• _TASK BRIEF_
Quote all entries exactly, leaving pictures aside.

======== DATA SHOWN

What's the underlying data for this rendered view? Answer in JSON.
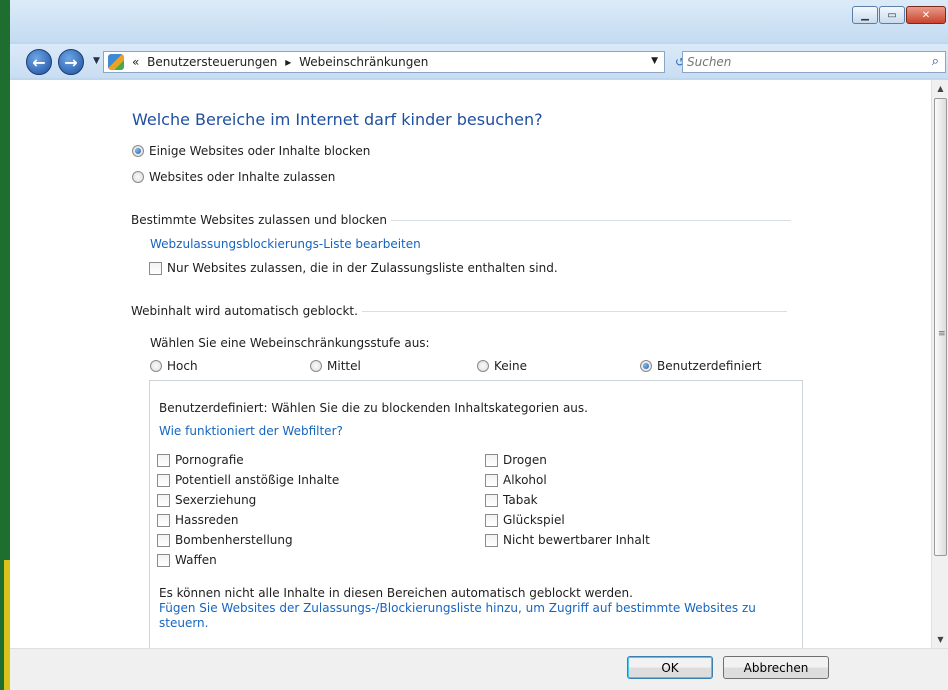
{
  "window": {
    "minimize": "▁",
    "maximize": "▭",
    "close": "✕"
  },
  "nav": {
    "back_icon": "back-arrow-icon",
    "forward_icon": "forward-arrow-icon",
    "back": "←",
    "forward": "→",
    "history_dropdown": "▼",
    "breadcrumb_prefix": "«",
    "breadcrumb": [
      "Benutzersteuerungen",
      "Webeinschränkungen"
    ],
    "breadcrumb_sep": "▸",
    "address_dropdown": "▼",
    "refresh": "↺",
    "search_placeholder": "Suchen",
    "search_icon": "⌕"
  },
  "main": {
    "title": "Welche Bereiche im Internet darf kinder besuchen?",
    "mode_options": [
      {
        "label": "Einige Websites oder Inhalte blocken",
        "selected": true
      },
      {
        "label": "Websites oder Inhalte zulassen",
        "selected": false
      }
    ],
    "section1": {
      "heading": "Bestimmte Websites zulassen und blocken",
      "link": "Webzulassungsblockierungs-Liste bearbeiten",
      "checkbox": "Nur Websites zulassen, die in der Zulassungsliste enthalten sind."
    },
    "section2": {
      "heading": "Webinhalt wird automatisch geblockt.",
      "level_prompt": "Wählen Sie eine Webeinschränkungsstufe aus:",
      "levels": [
        {
          "label": "Hoch",
          "selected": false
        },
        {
          "label": "Mittel",
          "selected": false
        },
        {
          "label": "Keine",
          "selected": false
        },
        {
          "label": "Benutzerdefiniert",
          "selected": true
        }
      ]
    },
    "custom": {
      "intro": "Benutzerdefiniert: Wählen Sie die zu blockenden Inhaltskategorien aus.",
      "help_link": "Wie funktioniert der Webfilter?",
      "categories_left": [
        "Pornografie",
        "Potentiell anstößige Inhalte",
        "Sexerziehung",
        "Hassreden",
        "Bombenherstellung",
        "Waffen"
      ],
      "categories_right": [
        "Drogen",
        "Alkohol",
        "Tabak",
        "Glückspiel",
        "Nicht bewertbarer Inhalt"
      ],
      "note": "Es können nicht alle Inhalte in diesen Bereichen automatisch geblockt werden.",
      "note_link": "Fügen Sie Websites der Zulassungs-/Blockierungsliste hinzu, um Zugriff auf bestimmte Websites zu steuern."
    }
  },
  "footer": {
    "ok": "OK",
    "cancel": "Abbrechen"
  },
  "scrollbar": {
    "up": "▲",
    "down": "▼",
    "grip": "≡"
  }
}
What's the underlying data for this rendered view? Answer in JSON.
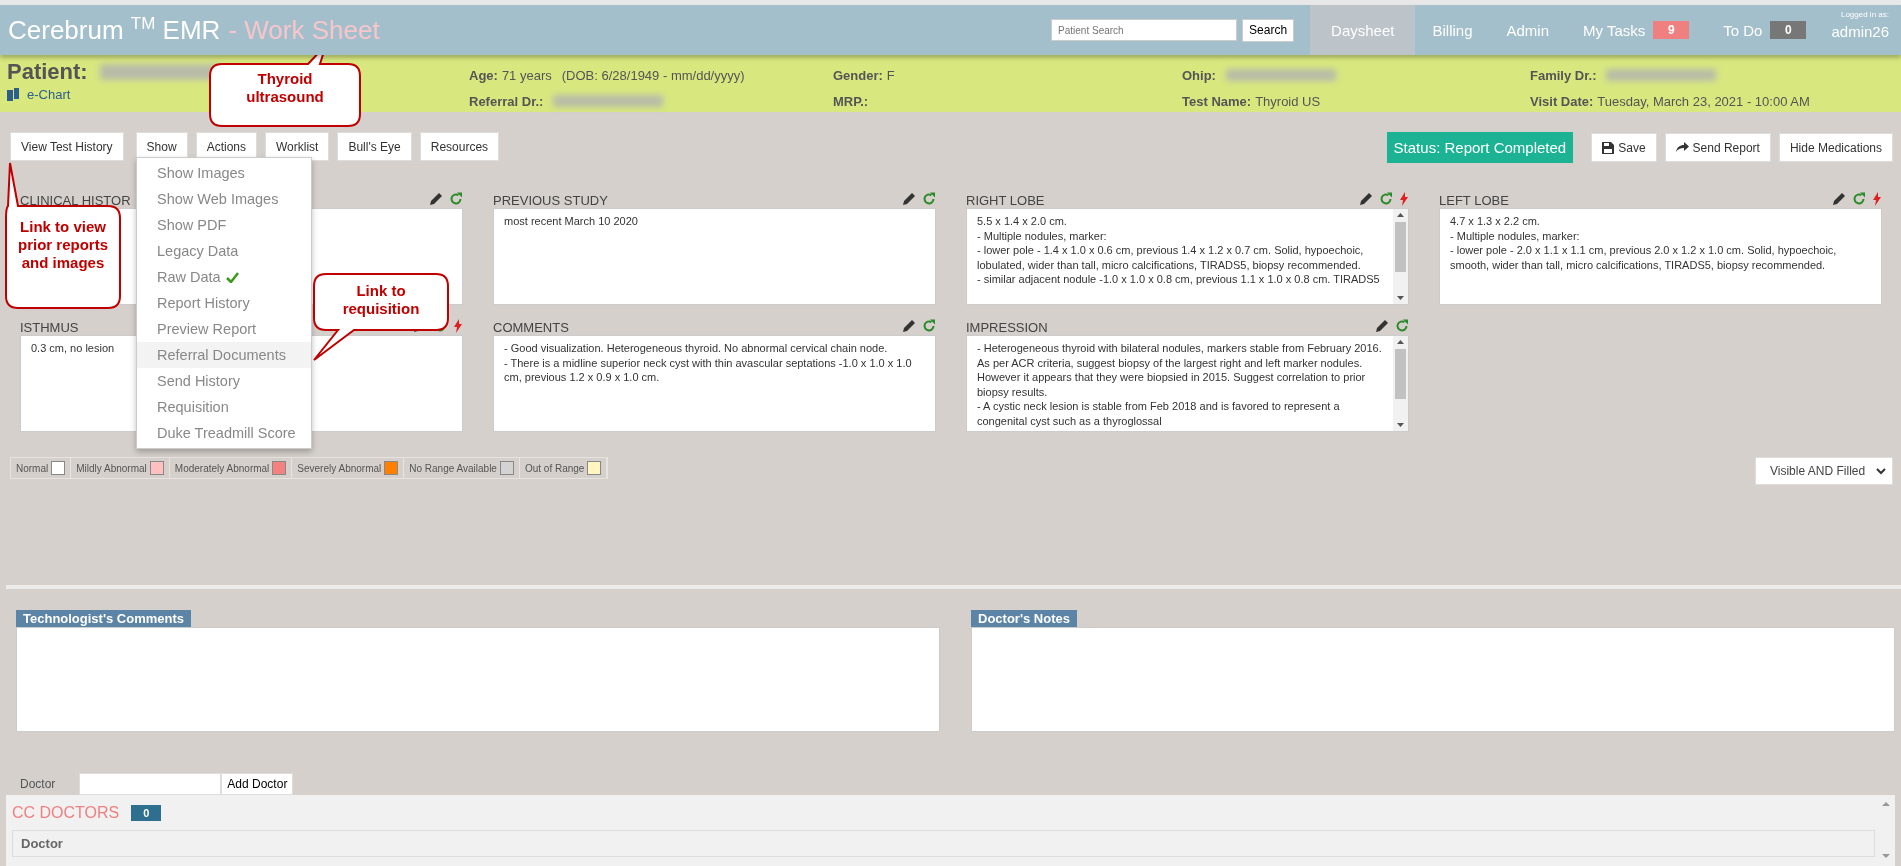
{
  "header": {
    "brand": "Cerebrum",
    "trademark": "TM",
    "product": "EMR",
    "page_title": "- Work Sheet",
    "search": {
      "placeholder": "Patient Search",
      "button": "Search"
    },
    "nav": [
      {
        "label": "Daysheet",
        "selected": true
      },
      {
        "label": "Billing",
        "selected": false
      },
      {
        "label": "Admin",
        "selected": false
      },
      {
        "label": "My Tasks",
        "selected": false,
        "badge": "9",
        "color": "#f08080"
      },
      {
        "label": "To Do",
        "selected": false,
        "badge": "0",
        "color": "#777777"
      }
    ],
    "login_caption": "Logged in as:",
    "user": "admin26"
  },
  "patient": {
    "label": "Patient:",
    "echart": "e-Chart",
    "fields": [
      {
        "label": "Age:",
        "value": "71 years",
        "extra": "(DOB: 6/28/1949 - mm/dd/yyyy)"
      },
      {
        "label": "Gender:",
        "value": "F"
      },
      {
        "label": "Ohip:",
        "redacted": true
      },
      {
        "label": "Family Dr.:",
        "redacted": true
      },
      {
        "label": "Referral Dr.:",
        "redacted": true
      },
      {
        "label": "MRP.:"
      },
      {
        "label": "Test Name:",
        "value": "Thyroid US"
      },
      {
        "label": "Visit Date:",
        "value": "Tuesday, March 23, 2021 - 10:00 AM"
      }
    ]
  },
  "toolbar": {
    "left": [
      "View Test History",
      "Show",
      "Actions",
      "Worklist",
      "Bull's Eye",
      "Resources"
    ],
    "status": "Status: Report Completed",
    "right": [
      "Save",
      "Send Report",
      "Hide Medications"
    ]
  },
  "show_menu": [
    {
      "label": "Show Images",
      "selected": false
    },
    {
      "label": "Show Web Images",
      "selected": false
    },
    {
      "label": "Show PDF",
      "selected": false
    },
    {
      "label": "Legacy Data",
      "selected": false
    },
    {
      "label": "Raw Data",
      "selected": false,
      "checked": true
    },
    {
      "label": "Report History",
      "selected": false
    },
    {
      "label": "Preview Report",
      "selected": false
    },
    {
      "label": "Referral Documents",
      "selected": true
    },
    {
      "label": "Send History",
      "selected": false
    },
    {
      "label": "Requisition",
      "selected": false
    },
    {
      "label": "Duke Treadmill Score",
      "selected": false
    }
  ],
  "panels": [
    {
      "title": "CLINICAL HISTOR",
      "alert": false,
      "scrollbar": false
    },
    {
      "title": "PREVIOUS STUDY",
      "alert": false,
      "scrollbar": false,
      "text": "most recent March 10 2020"
    },
    {
      "title": "RIGHT LOBE",
      "alert": true,
      "scrollbar": true,
      "text": "5.5 x 1.4 x 2.0 cm.\n- Multiple nodules, marker:\n- lower  pole - 1.4 x 1.0 x 0.6 cm, previous 1.4 x 1.2 x 0.7 cm. Solid, hypoechoic, lobulated, wider than tall, micro calcifications, TIRADS5, biopsy recommended.\n- similar adjacent nodule -1.0 x 1.0 x 0.8 cm, previous 1.1 x 1.0 x 0.8 cm. TIRADS5"
    },
    {
      "title": "LEFT LOBE",
      "alert": true,
      "scrollbar": false,
      "text": "4.7 x 1.3 x 2.2 cm.\n- Multiple nodules, marker:\n- lower  pole - 2.0 x 1.1 x 1.1 cm, previous 2.0 x 1.2 x 1.0 cm. Solid, hypoechoic, smooth, wider than tall, micro calcifications, TIRADS5, biopsy  recommended."
    },
    {
      "title": "ISTHMUS",
      "alert": true,
      "scrollbar": false,
      "text": "0.3 cm, no lesion"
    },
    {
      "title": "COMMENTS",
      "alert": false,
      "scrollbar": false,
      "text": "- Good visualization.  Heterogeneous thyroid.  No abnormal cervical chain node.\n- There is a midline superior neck cyst with thin avascular septations -1.0 x 1.0 x 1.0 cm, previous 1.2 x 0.9 x 1.0 cm."
    },
    {
      "title": "IMPRESSION",
      "alert": false,
      "scrollbar": true,
      "text": "- Heterogeneous thyroid with bilateral nodules, markers stable from February 2016. As per ACR criteria, suggest biopsy of the largest right and left marker nodules. However it appears that they were biopsied in 2015. Suggest  correlation to prior biopsy results.\n- A cystic neck lesion is stable from Feb 2018 and is favored to represent a congenital cyst such as a thyroglossal"
    }
  ],
  "legend": [
    {
      "label": "Normal",
      "color": "#ffffff"
    },
    {
      "label": "Mildly Abnormal",
      "color": "#ffc0c0"
    },
    {
      "label": "Moderately Abnormal",
      "color": "#f58080"
    },
    {
      "label": "Severely Abnormal",
      "color": "#ff8000"
    },
    {
      "label": "No Range Available",
      "color": "#d3d3d3"
    },
    {
      "label": "Out of Range",
      "color": "#fff5c0"
    }
  ],
  "filter_select": "Visible AND Filled",
  "notes": [
    "Technologist's Comments",
    "Doctor's Notes"
  ],
  "doctor": {
    "label": "Doctor",
    "button": "Add Doctor"
  },
  "cc_doctors": {
    "title": "CC DOCTORS",
    "count": "0",
    "column": "Doctor"
  },
  "callouts": [
    "Thyroid ultrasound",
    "Link to view prior reports and images",
    "Link to requisition"
  ]
}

================

• _FINAL RESULT_
What's the underlying data for this rendered view? Answer in JSON.
{
  "window": {
    "minimize": "▁",
    "maximize": "▭",
    "close": "✕"
  },
  "nav": {
    "back_icon": "back-arrow-icon",
    "forward_icon": "forward-arrow-icon",
    "back": "←",
    "forward": "→",
    "history_dropdown": "▼",
    "breadcrumb_prefix": "«",
    "breadcrumb": [
      "Benutzersteuerungen",
      "Webeinschränkungen"
    ],
    "breadcrumb_sep": "▸",
    "address_dropdown": "▼",
    "refresh": "↺",
    "search_placeholder": "Suchen",
    "search_icon": "⌕"
  },
  "main": {
    "title": "Welche Bereiche im Internet darf kinder besuchen?",
    "mode_options": [
      {
        "label": "Einige Websites oder Inhalte blocken",
        "selected": true
      },
      {
        "label": "Websites oder Inhalte zulassen",
        "selected": false
      }
    ],
    "section1": {
      "heading": "Bestimmte Websites zulassen und blocken",
      "link": "Webzulassungsblockierungs-Liste bearbeiten",
      "checkbox": "Nur Websites zulassen, die in der Zulassungsliste enthalten sind."
    },
    "section2": {
      "heading": "Webinhalt wird automatisch geblockt.",
      "level_prompt": "Wählen Sie eine Webeinschränkungsstufe aus:",
      "levels": [
        {
          "label": "Hoch",
          "selected": false
        },
        {
          "label": "Mittel",
          "selected": false
        },
        {
          "label": "Keine",
          "selected": false
        },
        {
          "label": "Benutzerdefiniert",
          "selected": true
        }
      ]
    },
    "custom": {
      "intro": "Benutzerdefiniert: Wählen Sie die zu blockenden Inhaltskategorien aus.",
      "help_link": "Wie funktioniert der Webfilter?",
      "categories_left": [
        "Pornografie",
        "Potentiell anstößige Inhalte",
        "Sexerziehung",
        "Hassreden",
        "Bombenherstellung",
        "Waffen"
      ],
      "categories_right": [
        "Drogen",
        "Alkohol",
        "Tabak",
        "Glückspiel",
        "Nicht bewertbarer Inhalt"
      ],
      "note": "Es können nicht alle Inhalte in diesen Bereichen automatisch geblockt werden.",
      "note_link": "Fügen Sie Websites der Zulassungs-/Blockierungsliste hinzu, um Zugriff auf bestimmte Websites zu steuern."
    }
  },
  "footer": {
    "ok": "OK",
    "cancel": "Abbrechen"
  },
  "scrollbar": {
    "up": "▲",
    "down": "▼",
    "grip": "≡"
  }
}
What's the underlying data for this rendered view? Answer in JSON.
{
  "header": {
    "brand": "Cerebrum",
    "trademark": "TM",
    "product": "EMR",
    "page_title": "- Work Sheet",
    "search": {
      "placeholder": "Patient Search",
      "button": "Search"
    },
    "nav": [
      {
        "label": "Daysheet",
        "selected": true
      },
      {
        "label": "Billing",
        "selected": false
      },
      {
        "label": "Admin",
        "selected": false
      },
      {
        "label": "My Tasks",
        "selected": false,
        "badge": "9",
        "color": "#f08080"
      },
      {
        "label": "To Do",
        "selected": false,
        "badge": "0",
        "color": "#777777"
      }
    ],
    "login_caption": "Logged in as:",
    "user": "admin26"
  },
  "patient": {
    "label": "Patient:",
    "echart": "e-Chart",
    "fields": [
      {
        "label": "Age:",
        "value": "71 years",
        "extra": "(DOB: 6/28/1949 - mm/dd/yyyy)"
      },
      {
        "label": "Gender:",
        "value": "F"
      },
      {
        "label": "Ohip:",
        "redacted": true
      },
      {
        "label": "Family Dr.:",
        "redacted": true
      },
      {
        "label": "Referral Dr.:",
        "redacted": true
      },
      {
        "label": "MRP.:"
      },
      {
        "label": "Test Name:",
        "value": "Thyroid US"
      },
      {
        "label": "Visit Date:",
        "value": "Tuesday, March 23, 2021 - 10:00 AM"
      }
    ]
  },
  "toolbar": {
    "left": [
      "View Test History",
      "Show",
      "Actions",
      "Worklist",
      "Bull's Eye",
      "Resources"
    ],
    "status": "Status: Report Completed",
    "right": [
      "Save",
      "Send Report",
      "Hide Medications"
    ]
  },
  "show_menu": [
    {
      "label": "Show Images",
      "selected": false
    },
    {
      "label": "Show Web Images",
      "selected": false
    },
    {
      "label": "Show PDF",
      "selected": false
    },
    {
      "label": "Legacy Data",
      "selected": false
    },
    {
      "label": "Raw Data",
      "selected": false,
      "checked": true
    },
    {
      "label": "Report History",
      "selected": false
    },
    {
      "label": "Preview Report",
      "selected": false
    },
    {
      "label": "Referral Documents",
      "selected": true
    },
    {
      "label": "Send History",
      "selected": false
    },
    {
      "label": "Requisition",
      "selected": false
    },
    {
      "label": "Duke Treadmill Score",
      "selected": false
    }
  ],
  "panels": [
    {
      "title": "CLINICAL HISTOR",
      "alert": false,
      "scrollbar": false
    },
    {
      "title": "PREVIOUS STUDY",
      "alert": false,
      "scrollbar": false,
      "text": "most recent March 10 2020"
    },
    {
      "title": "RIGHT LOBE",
      "alert": true,
      "scrollbar": true,
      "text": "5.5 x 1.4 x 2.0 cm.\n- Multiple nodules, marker:\n- lower  pole - 1.4 x 1.0 x 0.6 cm, previous 1.4 x 1.2 x 0.7 cm. Solid, hypoechoic, lobulated, wider than tall, micro calcifications, TIRADS5, biopsy recommended.\n- similar adjacent nodule -1.0 x 1.0 x 0.8 cm, previous 1.1 x 1.0 x 0.8 cm. TIRADS5"
    },
    {
      "title": "LEFT LOBE",
      "alert": true,
      "scrollbar": false,
      "text": "4.7 x 1.3 x 2.2 cm.\n- Multiple nodules, marker:\n- lower  pole - 2.0 x 1.1 x 1.1 cm, previous 2.0 x 1.2 x 1.0 cm. Solid, hypoechoic, smooth, wider than tall, micro calcifications, TIRADS5, biopsy  recommended."
    },
    {
      "title": "ISTHMUS",
      "alert": true,
      "scrollbar": false,
      "text": "0.3 cm, no lesion"
    },
    {
      "title": "COMMENTS",
      "alert": false,
      "scrollbar": false,
      "text": "- Good visualization.  Heterogeneous thyroid.  No abnormal cervical chain node.\n- There is a midline superior neck cyst with thin avascular septations -1.0 x 1.0 x 1.0 cm, previous 1.2 x 0.9 x 1.0 cm."
    },
    {
      "title": "IMPRESSION",
      "alert": false,
      "scrollbar": true,
      "text": "- Heterogeneous thyroid with bilateral nodules, markers stable from February 2016. As per ACR criteria, suggest biopsy of the largest right and left marker nodules. However it appears that they were biopsied in 2015. Suggest  correlation to prior biopsy results.\n- A cystic neck lesion is stable from Feb 2018 and is favored to represent a congenital cyst such as a thyroglossal"
    }
  ],
  "legend": [
    {
      "label": "Normal",
      "color": "#ffffff"
    },
    {
      "label": "Mildly Abnormal",
      "color": "#ffc0c0"
    },
    {
      "label": "Moderately Abnormal",
      "color": "#f58080"
    },
    {
      "label": "Severely Abnormal",
      "color": "#ff8000"
    },
    {
      "label": "No Range Available",
      "color": "#d3d3d3"
    },
    {
      "label": "Out of Range",
      "color": "#fff5c0"
    }
  ],
  "filter_select": "Visible AND Filled",
  "notes": [
    "Technologist's Comments",
    "Doctor's Notes"
  ],
  "doctor": {
    "label": "Doctor",
    "button": "Add Doctor"
  },
  "cc_doctors": {
    "title": "CC DOCTORS",
    "count": "0",
    "column": "Doctor"
  },
  "callouts": [
    "Thyroid ultrasound",
    "Link to view prior reports and images",
    "Link to requisition"
  ]
}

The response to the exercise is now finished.